## TASK STATEMENT
Of all the lines in the material, how many include the word "text"? Reply with the number alone.

>>>

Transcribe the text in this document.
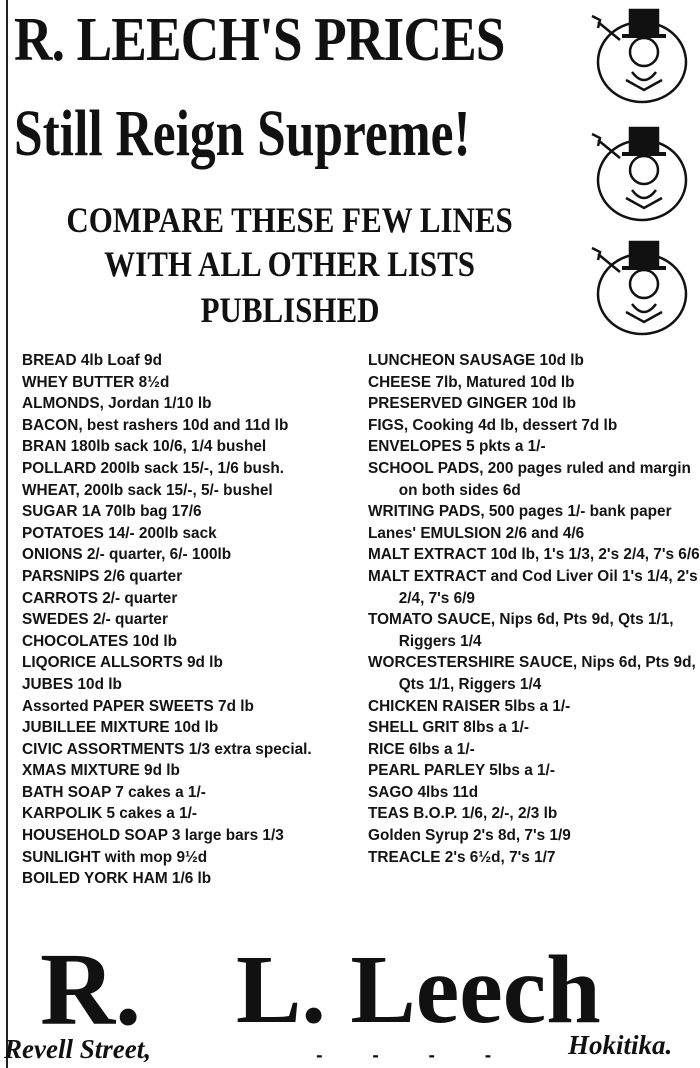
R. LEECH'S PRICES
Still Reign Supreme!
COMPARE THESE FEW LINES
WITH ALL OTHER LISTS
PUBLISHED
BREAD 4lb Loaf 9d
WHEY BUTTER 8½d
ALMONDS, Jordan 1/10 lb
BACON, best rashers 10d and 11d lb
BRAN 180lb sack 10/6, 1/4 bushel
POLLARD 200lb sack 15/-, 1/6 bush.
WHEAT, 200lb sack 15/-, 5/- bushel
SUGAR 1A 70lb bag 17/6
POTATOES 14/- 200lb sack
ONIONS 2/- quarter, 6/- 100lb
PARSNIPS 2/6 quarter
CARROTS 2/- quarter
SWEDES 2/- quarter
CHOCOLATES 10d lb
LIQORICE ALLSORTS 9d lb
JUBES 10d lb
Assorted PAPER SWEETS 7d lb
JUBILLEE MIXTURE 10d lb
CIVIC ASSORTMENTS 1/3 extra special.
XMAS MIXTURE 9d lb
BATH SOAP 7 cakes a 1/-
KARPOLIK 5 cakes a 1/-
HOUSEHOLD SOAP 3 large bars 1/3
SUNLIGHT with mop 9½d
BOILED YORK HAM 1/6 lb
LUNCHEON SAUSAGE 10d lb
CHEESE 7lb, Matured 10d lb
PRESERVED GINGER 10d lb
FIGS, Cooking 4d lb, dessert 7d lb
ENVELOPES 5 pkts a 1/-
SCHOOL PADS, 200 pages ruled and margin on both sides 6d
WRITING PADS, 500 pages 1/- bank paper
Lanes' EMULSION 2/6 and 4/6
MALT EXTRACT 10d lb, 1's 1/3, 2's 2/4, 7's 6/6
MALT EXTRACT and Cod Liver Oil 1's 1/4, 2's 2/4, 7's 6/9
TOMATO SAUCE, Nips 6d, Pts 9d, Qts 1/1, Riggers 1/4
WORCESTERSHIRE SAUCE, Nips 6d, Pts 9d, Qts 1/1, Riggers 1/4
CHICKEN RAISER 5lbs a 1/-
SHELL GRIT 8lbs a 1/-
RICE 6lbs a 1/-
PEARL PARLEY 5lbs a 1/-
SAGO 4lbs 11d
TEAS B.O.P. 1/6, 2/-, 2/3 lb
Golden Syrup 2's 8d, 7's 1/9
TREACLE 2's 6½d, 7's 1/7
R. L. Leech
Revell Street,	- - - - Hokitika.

<<<
>>>

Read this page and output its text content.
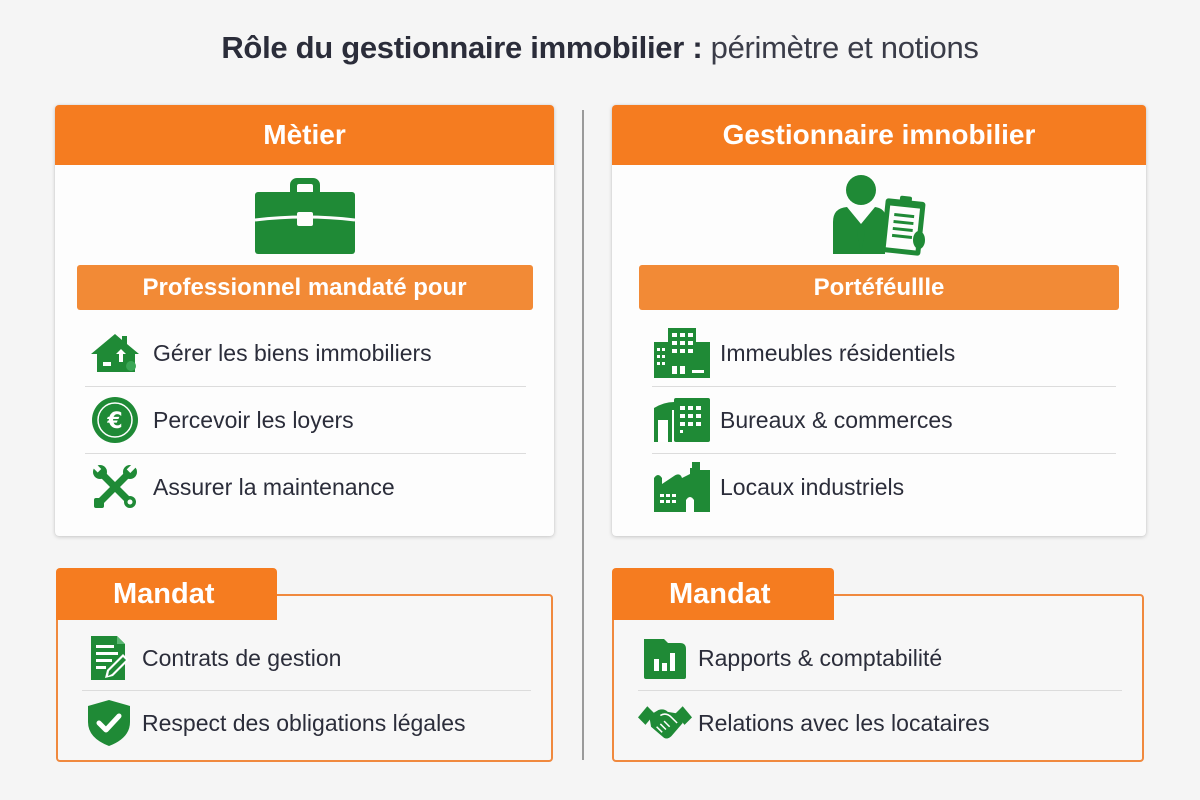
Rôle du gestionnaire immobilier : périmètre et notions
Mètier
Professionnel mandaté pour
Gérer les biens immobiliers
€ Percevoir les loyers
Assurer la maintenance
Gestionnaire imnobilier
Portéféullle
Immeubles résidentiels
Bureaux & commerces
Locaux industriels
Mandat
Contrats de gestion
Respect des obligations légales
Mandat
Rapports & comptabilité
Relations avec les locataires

<<<

## SOLVED EXERCISE
2